What the task requires:
Find each line in the listing below that contains the word "legend", and copy those lines out in full.

Data records:
________
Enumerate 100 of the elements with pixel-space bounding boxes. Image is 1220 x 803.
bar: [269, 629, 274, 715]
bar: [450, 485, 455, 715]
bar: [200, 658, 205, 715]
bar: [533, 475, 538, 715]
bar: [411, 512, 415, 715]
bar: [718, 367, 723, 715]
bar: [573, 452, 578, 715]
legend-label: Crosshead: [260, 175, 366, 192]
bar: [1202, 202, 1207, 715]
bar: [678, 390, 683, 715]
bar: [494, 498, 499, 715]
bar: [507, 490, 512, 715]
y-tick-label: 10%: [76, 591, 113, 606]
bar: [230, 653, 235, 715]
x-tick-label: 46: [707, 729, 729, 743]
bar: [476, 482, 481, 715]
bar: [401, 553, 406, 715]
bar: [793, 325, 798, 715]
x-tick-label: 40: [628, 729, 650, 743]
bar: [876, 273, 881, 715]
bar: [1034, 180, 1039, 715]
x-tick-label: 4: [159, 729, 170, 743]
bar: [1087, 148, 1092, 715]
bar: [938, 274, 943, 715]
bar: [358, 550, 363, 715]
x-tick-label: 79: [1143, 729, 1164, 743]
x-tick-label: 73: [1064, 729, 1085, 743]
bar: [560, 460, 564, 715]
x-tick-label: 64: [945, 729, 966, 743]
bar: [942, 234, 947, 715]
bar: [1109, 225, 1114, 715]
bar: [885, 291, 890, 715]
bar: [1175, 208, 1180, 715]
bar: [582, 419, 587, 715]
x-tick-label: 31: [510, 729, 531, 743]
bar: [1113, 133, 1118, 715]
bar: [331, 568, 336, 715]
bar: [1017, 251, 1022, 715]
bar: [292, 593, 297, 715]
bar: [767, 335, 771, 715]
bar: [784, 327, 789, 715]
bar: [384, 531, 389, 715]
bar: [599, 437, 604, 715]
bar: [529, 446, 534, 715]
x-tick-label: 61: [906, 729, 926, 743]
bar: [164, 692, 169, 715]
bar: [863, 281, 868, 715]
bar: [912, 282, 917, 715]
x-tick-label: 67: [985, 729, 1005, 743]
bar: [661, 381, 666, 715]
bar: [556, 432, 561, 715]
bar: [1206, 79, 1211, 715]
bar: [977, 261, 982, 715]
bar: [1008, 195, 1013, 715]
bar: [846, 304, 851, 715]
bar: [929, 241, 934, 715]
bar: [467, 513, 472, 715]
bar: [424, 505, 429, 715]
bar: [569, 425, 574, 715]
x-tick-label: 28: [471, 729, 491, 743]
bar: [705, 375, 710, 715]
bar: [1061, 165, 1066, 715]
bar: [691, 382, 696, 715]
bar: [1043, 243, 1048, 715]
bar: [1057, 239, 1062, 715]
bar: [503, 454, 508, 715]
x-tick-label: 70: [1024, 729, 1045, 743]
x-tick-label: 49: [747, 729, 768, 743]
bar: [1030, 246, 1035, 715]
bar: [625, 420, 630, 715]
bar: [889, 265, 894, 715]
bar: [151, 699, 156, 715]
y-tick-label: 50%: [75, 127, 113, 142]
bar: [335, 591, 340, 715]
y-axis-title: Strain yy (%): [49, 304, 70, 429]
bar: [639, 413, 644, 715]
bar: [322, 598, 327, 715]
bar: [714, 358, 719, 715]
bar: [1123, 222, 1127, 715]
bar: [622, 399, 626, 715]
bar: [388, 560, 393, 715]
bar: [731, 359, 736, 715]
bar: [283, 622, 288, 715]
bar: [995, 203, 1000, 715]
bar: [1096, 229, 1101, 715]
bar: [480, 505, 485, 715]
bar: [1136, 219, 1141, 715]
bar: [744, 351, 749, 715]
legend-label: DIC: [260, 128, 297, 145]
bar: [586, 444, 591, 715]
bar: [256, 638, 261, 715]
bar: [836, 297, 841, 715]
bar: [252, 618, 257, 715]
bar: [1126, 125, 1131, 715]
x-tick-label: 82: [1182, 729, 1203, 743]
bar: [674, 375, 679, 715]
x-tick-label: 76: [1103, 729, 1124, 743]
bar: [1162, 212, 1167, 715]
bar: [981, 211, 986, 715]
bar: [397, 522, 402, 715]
________
Reply:
legend-label: Crosshead: [260, 175, 366, 192]
legend-label: DIC: [260, 128, 297, 145]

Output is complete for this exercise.